Stored data entries:
══════════════════════════════
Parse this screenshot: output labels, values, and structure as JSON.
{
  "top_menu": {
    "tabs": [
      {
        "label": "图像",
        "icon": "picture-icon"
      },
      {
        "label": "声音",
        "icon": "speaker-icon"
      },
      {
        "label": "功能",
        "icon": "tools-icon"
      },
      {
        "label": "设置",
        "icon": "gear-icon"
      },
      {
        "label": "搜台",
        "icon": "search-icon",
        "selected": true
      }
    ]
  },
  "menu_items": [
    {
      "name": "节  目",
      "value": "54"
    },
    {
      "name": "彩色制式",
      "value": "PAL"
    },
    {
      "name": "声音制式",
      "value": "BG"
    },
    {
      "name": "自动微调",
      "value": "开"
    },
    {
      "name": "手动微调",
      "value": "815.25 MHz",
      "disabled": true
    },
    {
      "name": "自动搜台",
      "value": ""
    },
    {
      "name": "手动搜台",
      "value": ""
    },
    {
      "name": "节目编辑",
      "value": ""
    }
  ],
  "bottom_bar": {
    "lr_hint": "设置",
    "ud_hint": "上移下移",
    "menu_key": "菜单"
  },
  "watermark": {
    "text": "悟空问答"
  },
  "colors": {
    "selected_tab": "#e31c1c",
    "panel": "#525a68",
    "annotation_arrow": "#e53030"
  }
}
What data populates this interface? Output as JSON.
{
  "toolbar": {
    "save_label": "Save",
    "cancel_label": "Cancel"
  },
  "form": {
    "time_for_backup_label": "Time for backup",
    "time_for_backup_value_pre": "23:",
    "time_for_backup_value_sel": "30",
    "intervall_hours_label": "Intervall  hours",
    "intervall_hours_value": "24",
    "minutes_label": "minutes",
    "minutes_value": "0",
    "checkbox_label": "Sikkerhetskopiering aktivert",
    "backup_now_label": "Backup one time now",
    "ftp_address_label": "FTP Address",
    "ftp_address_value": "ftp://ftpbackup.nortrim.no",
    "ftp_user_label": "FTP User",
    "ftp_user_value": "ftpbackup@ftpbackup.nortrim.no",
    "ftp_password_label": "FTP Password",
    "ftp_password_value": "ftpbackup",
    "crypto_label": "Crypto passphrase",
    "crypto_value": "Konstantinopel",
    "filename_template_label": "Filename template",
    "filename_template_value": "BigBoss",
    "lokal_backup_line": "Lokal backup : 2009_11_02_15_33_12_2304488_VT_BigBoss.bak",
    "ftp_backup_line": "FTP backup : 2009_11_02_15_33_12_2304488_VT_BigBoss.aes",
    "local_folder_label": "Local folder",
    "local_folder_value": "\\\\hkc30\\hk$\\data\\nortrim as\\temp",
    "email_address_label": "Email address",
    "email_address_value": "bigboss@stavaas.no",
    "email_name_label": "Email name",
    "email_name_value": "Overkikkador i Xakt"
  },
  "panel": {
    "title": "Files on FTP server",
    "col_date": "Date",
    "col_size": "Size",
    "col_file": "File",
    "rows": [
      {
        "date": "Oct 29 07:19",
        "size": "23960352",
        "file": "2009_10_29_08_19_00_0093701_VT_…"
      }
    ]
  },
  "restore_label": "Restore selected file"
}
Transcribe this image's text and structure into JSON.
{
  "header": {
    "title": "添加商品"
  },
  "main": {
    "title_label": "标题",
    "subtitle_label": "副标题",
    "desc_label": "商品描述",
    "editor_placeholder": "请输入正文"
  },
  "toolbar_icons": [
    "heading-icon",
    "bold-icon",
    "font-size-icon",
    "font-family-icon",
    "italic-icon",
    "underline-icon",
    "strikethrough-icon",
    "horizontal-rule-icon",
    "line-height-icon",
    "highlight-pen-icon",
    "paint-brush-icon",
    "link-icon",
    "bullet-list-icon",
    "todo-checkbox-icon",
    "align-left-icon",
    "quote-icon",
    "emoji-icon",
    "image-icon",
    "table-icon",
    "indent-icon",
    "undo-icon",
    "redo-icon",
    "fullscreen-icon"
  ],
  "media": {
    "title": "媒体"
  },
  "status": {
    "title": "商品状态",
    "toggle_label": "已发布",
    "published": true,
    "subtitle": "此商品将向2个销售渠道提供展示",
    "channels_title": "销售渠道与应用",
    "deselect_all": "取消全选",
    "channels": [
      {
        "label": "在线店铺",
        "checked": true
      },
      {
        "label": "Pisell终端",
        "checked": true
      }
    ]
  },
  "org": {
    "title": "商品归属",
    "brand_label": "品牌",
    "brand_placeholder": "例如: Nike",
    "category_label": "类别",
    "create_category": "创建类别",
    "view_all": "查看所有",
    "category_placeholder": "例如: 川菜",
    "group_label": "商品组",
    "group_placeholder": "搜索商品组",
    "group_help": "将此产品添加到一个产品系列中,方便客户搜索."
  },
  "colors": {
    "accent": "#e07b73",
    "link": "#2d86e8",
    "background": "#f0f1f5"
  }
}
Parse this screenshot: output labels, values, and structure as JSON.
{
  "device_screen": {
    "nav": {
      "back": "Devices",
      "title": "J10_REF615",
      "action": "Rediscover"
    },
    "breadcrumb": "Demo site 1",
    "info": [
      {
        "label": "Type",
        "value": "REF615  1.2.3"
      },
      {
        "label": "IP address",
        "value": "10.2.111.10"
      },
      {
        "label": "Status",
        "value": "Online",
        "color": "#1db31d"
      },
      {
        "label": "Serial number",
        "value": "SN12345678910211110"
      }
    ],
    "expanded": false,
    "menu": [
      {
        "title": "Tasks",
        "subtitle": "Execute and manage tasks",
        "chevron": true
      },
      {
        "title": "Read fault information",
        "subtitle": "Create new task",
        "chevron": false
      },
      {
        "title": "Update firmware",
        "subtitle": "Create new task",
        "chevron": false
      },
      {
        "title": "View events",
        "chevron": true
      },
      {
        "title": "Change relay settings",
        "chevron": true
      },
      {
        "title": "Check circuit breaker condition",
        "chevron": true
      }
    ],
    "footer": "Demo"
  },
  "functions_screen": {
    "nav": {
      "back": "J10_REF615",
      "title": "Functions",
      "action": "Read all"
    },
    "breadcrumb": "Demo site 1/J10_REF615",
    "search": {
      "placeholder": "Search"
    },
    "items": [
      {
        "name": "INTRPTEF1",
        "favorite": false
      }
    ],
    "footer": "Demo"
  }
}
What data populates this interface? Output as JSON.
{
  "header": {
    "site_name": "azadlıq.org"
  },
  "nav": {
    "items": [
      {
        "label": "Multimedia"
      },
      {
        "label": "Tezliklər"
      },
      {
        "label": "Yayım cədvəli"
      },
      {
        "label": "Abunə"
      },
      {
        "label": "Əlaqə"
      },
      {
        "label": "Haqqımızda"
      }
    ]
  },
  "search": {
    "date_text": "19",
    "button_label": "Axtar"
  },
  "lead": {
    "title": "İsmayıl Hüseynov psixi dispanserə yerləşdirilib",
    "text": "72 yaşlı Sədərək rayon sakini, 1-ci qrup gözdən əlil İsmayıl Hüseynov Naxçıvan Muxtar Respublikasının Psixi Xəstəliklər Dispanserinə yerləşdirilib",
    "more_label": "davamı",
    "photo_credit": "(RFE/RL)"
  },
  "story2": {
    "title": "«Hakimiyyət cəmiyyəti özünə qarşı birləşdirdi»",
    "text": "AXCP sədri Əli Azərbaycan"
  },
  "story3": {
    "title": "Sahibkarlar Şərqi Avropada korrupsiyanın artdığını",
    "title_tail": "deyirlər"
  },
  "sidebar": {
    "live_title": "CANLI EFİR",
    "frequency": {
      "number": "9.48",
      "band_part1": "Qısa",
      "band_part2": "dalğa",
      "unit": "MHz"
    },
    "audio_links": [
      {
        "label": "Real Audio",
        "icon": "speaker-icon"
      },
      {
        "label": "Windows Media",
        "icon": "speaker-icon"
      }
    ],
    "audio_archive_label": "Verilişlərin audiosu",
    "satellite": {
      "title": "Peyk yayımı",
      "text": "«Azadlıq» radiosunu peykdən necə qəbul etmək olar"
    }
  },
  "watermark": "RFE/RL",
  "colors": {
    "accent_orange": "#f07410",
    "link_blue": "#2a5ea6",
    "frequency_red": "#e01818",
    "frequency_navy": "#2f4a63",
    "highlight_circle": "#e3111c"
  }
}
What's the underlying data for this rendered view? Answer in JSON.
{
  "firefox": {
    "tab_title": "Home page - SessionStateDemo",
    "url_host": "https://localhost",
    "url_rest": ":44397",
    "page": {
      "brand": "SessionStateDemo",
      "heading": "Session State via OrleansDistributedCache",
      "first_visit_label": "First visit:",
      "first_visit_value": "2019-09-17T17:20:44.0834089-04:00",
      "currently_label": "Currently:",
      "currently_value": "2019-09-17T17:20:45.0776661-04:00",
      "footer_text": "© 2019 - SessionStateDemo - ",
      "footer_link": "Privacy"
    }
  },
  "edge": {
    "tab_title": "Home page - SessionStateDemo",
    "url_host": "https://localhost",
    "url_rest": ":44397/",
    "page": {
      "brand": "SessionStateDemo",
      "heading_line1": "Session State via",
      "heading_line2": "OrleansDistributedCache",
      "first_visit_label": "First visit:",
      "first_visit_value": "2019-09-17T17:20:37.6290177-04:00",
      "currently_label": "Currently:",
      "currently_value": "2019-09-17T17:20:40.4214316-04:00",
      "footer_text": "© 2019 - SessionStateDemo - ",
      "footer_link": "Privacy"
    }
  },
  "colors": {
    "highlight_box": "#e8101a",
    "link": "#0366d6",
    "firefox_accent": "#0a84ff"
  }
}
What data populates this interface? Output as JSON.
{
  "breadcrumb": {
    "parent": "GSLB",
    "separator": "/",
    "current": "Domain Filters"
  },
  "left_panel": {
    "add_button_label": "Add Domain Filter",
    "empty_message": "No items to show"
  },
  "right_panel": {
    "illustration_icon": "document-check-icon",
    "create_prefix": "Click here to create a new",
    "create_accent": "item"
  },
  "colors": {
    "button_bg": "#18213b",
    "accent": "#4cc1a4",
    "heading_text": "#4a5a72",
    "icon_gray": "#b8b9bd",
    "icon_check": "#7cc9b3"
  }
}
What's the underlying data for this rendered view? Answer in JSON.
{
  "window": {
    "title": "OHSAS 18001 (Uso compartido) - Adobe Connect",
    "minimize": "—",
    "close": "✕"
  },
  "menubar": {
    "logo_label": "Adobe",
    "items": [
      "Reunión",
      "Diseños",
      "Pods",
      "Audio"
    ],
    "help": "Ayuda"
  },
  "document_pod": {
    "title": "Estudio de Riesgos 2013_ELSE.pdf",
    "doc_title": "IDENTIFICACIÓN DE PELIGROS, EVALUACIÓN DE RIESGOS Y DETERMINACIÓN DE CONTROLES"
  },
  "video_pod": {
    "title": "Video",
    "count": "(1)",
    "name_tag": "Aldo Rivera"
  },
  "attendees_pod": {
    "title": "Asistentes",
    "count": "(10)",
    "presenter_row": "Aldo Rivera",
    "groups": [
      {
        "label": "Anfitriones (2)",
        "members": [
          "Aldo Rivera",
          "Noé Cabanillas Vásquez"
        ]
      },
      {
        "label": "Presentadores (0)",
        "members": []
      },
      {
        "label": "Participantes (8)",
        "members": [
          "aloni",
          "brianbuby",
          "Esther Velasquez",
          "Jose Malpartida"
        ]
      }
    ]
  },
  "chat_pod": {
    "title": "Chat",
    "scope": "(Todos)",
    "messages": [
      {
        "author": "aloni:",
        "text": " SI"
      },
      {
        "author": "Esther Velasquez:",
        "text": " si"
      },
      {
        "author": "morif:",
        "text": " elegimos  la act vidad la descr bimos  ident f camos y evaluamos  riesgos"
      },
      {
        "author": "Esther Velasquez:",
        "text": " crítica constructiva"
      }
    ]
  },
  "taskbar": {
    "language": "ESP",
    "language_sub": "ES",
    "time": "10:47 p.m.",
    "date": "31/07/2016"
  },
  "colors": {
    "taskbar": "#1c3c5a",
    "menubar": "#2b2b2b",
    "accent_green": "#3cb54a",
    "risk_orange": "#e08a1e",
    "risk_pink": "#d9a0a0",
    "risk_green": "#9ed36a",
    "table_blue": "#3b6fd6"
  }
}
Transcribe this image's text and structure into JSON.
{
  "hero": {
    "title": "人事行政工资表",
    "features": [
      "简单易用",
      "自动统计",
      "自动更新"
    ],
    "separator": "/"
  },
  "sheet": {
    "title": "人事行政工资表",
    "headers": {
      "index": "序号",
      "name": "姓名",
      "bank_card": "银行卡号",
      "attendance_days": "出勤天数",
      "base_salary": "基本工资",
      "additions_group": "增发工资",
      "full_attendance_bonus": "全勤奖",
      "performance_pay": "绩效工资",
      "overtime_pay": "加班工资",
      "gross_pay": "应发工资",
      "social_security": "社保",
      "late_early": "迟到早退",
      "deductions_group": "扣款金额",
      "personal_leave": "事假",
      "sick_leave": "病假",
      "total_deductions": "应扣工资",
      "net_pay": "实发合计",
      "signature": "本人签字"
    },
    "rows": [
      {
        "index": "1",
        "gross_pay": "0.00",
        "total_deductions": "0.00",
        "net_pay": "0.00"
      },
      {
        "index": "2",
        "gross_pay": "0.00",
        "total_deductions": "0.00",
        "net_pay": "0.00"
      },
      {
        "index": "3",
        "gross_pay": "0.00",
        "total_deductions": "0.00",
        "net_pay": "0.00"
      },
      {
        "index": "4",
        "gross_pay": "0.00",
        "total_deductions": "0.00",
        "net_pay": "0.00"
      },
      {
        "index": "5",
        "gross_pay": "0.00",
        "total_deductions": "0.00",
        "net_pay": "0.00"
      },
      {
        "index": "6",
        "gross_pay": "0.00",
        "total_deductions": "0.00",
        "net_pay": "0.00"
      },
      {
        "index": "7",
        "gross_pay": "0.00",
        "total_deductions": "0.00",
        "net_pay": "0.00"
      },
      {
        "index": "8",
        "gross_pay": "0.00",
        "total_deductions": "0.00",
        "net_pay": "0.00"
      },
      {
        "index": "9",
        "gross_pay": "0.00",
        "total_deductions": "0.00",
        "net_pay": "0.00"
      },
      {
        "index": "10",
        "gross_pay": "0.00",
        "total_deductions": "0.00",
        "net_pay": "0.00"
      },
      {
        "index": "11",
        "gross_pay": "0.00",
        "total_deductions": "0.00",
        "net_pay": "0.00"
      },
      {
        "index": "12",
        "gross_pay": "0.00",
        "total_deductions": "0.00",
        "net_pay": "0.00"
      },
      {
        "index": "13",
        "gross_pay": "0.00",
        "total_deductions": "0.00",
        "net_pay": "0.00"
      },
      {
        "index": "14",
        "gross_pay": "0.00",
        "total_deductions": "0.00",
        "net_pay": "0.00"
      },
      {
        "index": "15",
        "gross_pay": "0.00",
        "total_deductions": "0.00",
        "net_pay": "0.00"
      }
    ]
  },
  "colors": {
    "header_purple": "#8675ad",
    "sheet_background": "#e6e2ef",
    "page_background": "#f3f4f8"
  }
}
══════════════════════════════
Across all the entries, count the lines that contain the word "breadcrumb" and give the number by itself.

3